- [Stored data entries]:
-- begin --
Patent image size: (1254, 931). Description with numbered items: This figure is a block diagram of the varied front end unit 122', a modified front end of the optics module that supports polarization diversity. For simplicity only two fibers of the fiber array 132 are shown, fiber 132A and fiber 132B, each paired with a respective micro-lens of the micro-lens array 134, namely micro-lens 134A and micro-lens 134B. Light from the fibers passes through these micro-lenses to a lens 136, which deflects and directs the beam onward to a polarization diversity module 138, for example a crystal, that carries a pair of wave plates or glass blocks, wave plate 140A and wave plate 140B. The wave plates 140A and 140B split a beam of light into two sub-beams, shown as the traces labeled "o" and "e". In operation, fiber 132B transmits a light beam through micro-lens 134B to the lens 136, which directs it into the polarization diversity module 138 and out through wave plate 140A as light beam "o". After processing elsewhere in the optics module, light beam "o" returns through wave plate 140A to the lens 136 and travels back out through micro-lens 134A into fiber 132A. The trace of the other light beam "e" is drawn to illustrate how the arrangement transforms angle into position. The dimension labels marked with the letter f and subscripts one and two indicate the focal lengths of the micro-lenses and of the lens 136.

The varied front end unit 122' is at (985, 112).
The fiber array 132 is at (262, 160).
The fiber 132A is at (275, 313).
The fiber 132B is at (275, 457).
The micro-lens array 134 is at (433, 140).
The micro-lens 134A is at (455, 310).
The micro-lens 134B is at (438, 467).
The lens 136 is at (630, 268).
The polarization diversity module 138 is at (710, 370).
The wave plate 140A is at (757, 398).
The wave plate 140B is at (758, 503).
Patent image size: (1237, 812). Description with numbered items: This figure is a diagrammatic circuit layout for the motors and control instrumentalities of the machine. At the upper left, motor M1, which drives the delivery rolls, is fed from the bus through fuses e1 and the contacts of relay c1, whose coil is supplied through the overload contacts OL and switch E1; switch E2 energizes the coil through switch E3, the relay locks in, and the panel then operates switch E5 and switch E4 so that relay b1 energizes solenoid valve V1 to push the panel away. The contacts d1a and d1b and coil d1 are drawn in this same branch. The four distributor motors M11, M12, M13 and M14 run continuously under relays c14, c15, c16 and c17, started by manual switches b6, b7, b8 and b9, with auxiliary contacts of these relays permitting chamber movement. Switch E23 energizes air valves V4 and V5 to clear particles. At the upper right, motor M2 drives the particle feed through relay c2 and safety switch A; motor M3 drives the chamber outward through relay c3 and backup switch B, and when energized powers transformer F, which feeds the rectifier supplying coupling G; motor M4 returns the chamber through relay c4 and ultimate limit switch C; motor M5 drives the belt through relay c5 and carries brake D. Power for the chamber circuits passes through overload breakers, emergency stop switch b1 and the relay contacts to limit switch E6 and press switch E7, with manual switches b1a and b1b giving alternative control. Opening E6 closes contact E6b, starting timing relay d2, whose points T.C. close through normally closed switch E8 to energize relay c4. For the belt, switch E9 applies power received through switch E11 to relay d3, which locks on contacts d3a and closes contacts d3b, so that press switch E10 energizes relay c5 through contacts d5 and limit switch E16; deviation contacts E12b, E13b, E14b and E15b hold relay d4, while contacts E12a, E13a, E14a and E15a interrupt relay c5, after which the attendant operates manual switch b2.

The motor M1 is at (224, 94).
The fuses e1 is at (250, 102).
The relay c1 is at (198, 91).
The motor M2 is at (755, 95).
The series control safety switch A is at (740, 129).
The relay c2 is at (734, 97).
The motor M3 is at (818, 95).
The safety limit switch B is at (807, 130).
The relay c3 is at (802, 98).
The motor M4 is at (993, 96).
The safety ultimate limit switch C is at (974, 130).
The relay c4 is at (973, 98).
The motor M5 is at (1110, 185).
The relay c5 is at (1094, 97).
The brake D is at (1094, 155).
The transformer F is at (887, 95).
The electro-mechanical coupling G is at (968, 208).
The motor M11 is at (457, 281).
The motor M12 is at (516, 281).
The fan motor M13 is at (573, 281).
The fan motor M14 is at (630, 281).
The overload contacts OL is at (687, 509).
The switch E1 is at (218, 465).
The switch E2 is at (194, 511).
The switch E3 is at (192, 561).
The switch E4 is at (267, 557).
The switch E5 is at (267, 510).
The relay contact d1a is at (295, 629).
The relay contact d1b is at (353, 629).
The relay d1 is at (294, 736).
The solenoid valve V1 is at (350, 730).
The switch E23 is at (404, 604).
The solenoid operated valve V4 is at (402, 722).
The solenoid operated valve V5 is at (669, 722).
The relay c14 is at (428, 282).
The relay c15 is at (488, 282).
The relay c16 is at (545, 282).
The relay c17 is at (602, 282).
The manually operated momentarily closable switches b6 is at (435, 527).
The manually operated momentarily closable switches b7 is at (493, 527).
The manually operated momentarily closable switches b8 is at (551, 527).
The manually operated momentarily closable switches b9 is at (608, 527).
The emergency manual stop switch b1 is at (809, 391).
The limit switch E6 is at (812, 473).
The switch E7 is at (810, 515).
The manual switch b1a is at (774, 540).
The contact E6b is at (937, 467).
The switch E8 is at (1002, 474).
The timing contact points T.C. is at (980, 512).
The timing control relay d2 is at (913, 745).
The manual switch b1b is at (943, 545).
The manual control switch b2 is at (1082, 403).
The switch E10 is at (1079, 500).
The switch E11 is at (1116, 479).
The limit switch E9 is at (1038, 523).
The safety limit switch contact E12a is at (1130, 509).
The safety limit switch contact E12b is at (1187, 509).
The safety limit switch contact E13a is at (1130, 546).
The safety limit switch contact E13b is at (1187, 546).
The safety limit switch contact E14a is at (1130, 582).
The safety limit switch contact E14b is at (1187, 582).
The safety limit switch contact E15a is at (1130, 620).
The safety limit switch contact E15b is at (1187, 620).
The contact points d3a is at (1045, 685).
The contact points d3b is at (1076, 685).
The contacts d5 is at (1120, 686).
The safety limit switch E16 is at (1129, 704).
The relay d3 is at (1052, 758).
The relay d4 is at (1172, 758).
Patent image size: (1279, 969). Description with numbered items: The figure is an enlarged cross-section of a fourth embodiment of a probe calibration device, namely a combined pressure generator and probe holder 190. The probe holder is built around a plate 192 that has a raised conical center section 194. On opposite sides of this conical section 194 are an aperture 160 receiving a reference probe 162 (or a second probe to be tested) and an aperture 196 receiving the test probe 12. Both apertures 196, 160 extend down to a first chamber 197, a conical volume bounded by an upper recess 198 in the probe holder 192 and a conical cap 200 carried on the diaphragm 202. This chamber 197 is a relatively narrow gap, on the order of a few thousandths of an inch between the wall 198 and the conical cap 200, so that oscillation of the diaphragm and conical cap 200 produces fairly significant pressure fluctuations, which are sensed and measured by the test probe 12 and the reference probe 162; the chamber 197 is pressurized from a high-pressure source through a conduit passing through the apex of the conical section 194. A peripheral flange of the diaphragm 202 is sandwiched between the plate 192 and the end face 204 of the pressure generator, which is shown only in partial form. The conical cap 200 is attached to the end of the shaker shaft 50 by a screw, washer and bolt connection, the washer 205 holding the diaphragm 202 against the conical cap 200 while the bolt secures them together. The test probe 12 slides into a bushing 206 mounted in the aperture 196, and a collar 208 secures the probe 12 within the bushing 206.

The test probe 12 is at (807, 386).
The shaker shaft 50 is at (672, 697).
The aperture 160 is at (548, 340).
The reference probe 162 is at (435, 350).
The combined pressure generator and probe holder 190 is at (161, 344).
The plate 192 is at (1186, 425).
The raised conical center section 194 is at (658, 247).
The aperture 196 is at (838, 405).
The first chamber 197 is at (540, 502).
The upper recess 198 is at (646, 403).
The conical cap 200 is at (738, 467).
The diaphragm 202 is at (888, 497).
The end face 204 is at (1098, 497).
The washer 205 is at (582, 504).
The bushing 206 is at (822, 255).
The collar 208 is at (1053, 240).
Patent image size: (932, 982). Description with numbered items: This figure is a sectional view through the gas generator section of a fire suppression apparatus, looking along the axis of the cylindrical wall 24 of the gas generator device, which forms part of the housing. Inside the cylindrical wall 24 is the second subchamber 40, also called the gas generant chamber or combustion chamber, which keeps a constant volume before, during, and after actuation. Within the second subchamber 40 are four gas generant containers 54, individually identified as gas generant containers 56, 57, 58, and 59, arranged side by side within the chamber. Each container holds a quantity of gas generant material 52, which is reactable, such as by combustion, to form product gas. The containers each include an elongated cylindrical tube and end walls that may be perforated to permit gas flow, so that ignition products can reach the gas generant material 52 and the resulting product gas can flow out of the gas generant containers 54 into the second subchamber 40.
-- end --
- [Objective]: Rewrite the lines from the one containing "Patent image size: (1237, 812)." through the one containing "The motor M3 is at (818, 95).", swapping "diagrammatic circuit layout" for "schematic wiring plan" and changing nothing else.

- [Solved problem]:
Patent image size: (1237, 812). Description with numbered items: This figure is a schematic wiring plan for the motors and control instrumentalities of the machine. At the upper left, motor M1, which drives the delivery rolls, is fed from the bus through fuses e1 and the contacts of relay c1, whose coil is supplied through the overload contacts OL and switch E1; switch E2 energizes the coil through switch E3, the relay locks in, and the panel then operates switch E5 and switch E4 so that relay b1 energizes solenoid valve V1 to push the panel away. The contacts d1a and d1b and coil d1 are drawn in this same branch. The four distributor motors M11, M12, M13 and M14 run continuously under relays c14, c15, c16 and c17, started by manual switches b6, b7, b8 and b9, with auxiliary contacts of these relays permitting chamber movement. Switch E23 energizes air valves V4 and V5 to clear particles. At the upper right, motor M2 drives the particle feed through relay c2 and safety switch A; motor M3 drives the chamber outward through relay c3 and backup switch B, and when energized powers transformer F, which feeds the rectifier supplying coupling G; motor M4 returns the chamber through relay c4 and ultimate limit switch C; motor M5 drives the belt through relay c5 and carries brake D. Power for the chamber circuits passes through overload breakers, emergency stop switch b1 and the relay contacts to limit switch E6 and press switch E7, with manual switches b1a and b1b giving alternative control. Opening E6 closes contact E6b, starting timing relay d2, whose points T.C. close through normally closed switch E8 to energize relay c4. For the belt, switch E9 applies power received through switch E11 to relay d3, which locks on contacts d3a and closes contacts d3b, so that press switch E10 energizes relay c5 through contacts d5 and limit switch E16; deviation contacts E12b, E13b, E14b and E15b hold relay d4, while contacts E12a, E13a, E14a and E15a interrupt relay c5, after which the attendant operates manual switch b2.

The motor M1 is at (224, 94).
The fuses e1 is at (250, 102).
The relay c1 is at (198, 91).
The motor M2 is at (755, 95).
The series control safety switch A is at (740, 129).
The relay c2 is at (734, 97).
The motor M3 is at (818, 95).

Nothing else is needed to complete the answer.